_Information shown:_
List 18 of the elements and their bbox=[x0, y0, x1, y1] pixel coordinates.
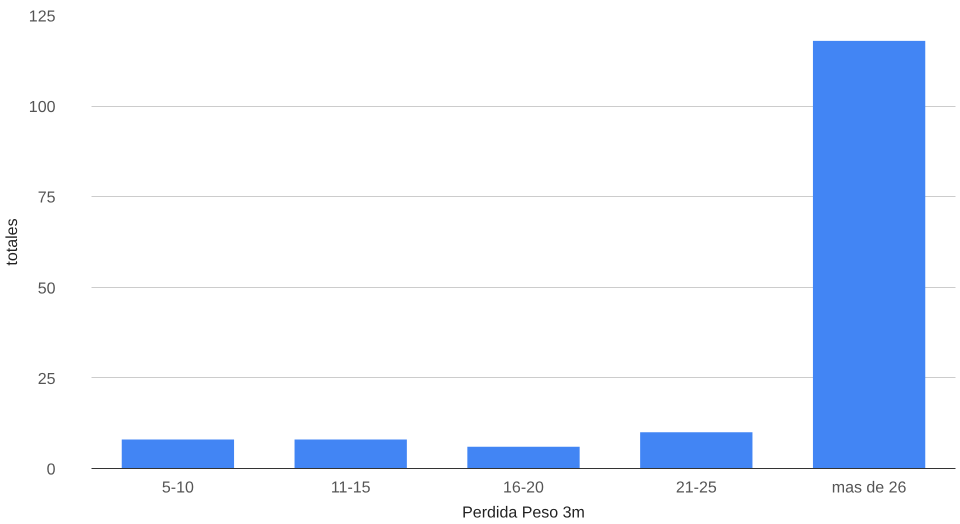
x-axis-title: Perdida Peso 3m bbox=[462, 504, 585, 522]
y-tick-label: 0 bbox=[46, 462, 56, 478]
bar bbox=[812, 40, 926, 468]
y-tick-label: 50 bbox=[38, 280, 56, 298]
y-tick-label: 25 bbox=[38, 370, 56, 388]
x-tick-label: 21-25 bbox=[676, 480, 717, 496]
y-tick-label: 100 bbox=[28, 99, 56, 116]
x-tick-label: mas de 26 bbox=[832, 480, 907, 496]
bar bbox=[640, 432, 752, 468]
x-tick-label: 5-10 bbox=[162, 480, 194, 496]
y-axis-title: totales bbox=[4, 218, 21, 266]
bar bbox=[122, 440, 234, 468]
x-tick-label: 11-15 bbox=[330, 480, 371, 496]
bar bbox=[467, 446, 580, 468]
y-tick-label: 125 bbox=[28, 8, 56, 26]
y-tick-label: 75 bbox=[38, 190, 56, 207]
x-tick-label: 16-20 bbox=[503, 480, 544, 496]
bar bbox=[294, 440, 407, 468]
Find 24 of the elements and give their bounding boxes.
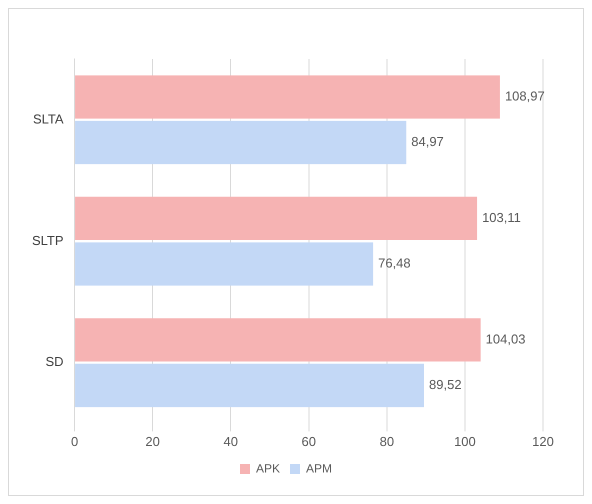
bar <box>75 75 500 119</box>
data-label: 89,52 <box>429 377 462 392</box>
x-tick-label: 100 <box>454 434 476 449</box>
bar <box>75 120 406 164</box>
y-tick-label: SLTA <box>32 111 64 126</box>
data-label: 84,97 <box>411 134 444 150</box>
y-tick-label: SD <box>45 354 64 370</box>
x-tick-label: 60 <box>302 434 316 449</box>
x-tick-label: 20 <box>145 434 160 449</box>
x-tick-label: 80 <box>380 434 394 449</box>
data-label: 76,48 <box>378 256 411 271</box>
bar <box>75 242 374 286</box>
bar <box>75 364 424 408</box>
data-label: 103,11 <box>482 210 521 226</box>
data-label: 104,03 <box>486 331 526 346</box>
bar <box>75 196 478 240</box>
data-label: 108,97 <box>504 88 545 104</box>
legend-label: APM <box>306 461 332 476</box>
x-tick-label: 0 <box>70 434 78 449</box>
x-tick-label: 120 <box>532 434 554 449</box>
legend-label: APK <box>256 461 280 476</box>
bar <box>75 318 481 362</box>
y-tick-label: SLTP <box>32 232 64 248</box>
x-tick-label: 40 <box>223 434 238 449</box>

_Stated task:_ Reproduce both records, substituting "x-axis-tick" for every "x-tick-label" and changing nothing else. Leave the pictures out.

_Response:_
List 18 of the elements and their bbox=[x0, y0, x1, y1] pixel coordinates.
x-axis-title: Perdida Peso 3m bbox=[462, 504, 585, 522]
y-tick-label: 0 bbox=[46, 462, 56, 478]
bar bbox=[812, 40, 926, 468]
y-tick-label: 50 bbox=[38, 280, 56, 298]
y-tick-label: 25 bbox=[38, 370, 56, 388]
x-axis-tick: 21-25 bbox=[676, 480, 717, 496]
y-tick-label: 100 bbox=[28, 99, 56, 116]
x-axis-tick: mas de 26 bbox=[832, 480, 907, 496]
bar bbox=[640, 432, 752, 468]
x-axis-tick: 5-10 bbox=[162, 480, 194, 496]
y-axis-title: totales bbox=[4, 218, 21, 266]
bar bbox=[122, 440, 234, 468]
x-axis-tick: 11-15 bbox=[330, 480, 371, 496]
bar bbox=[467, 446, 580, 468]
y-tick-label: 125 bbox=[28, 8, 56, 26]
y-tick-label: 75 bbox=[38, 190, 56, 207]
x-axis-tick: 16-20 bbox=[503, 480, 544, 496]
bar bbox=[294, 440, 407, 468]
Find 24 of the elements and give their bounding boxes.
bar <box>75 75 500 119</box>
data-label: 89,52 <box>429 377 462 392</box>
x-axis-tick: 100 <box>454 434 476 449</box>
bar <box>75 120 406 164</box>
y-tick-label: SLTA <box>32 111 64 126</box>
data-label: 84,97 <box>411 134 444 150</box>
y-tick-label: SD <box>45 354 64 370</box>
x-axis-tick: 60 <box>302 434 316 449</box>
x-axis-tick: 20 <box>145 434 160 449</box>
x-axis-tick: 80 <box>380 434 394 449</box>
data-label: 76,48 <box>378 256 411 271</box>
bar <box>75 242 374 286</box>
bar <box>75 364 424 408</box>
data-label: 103,11 <box>482 210 521 226</box>
data-label: 104,03 <box>486 331 526 346</box>
bar <box>75 196 478 240</box>
data-label: 108,97 <box>504 88 545 104</box>
legend-label: APM <box>306 461 332 476</box>
x-axis-tick: 0 <box>70 434 78 449</box>
x-axis-tick: 120 <box>532 434 554 449</box>
legend-label: APK <box>256 461 280 476</box>
bar <box>75 318 481 362</box>
y-tick-label: SLTP <box>32 232 64 248</box>
x-axis-tick: 40 <box>223 434 238 449</box>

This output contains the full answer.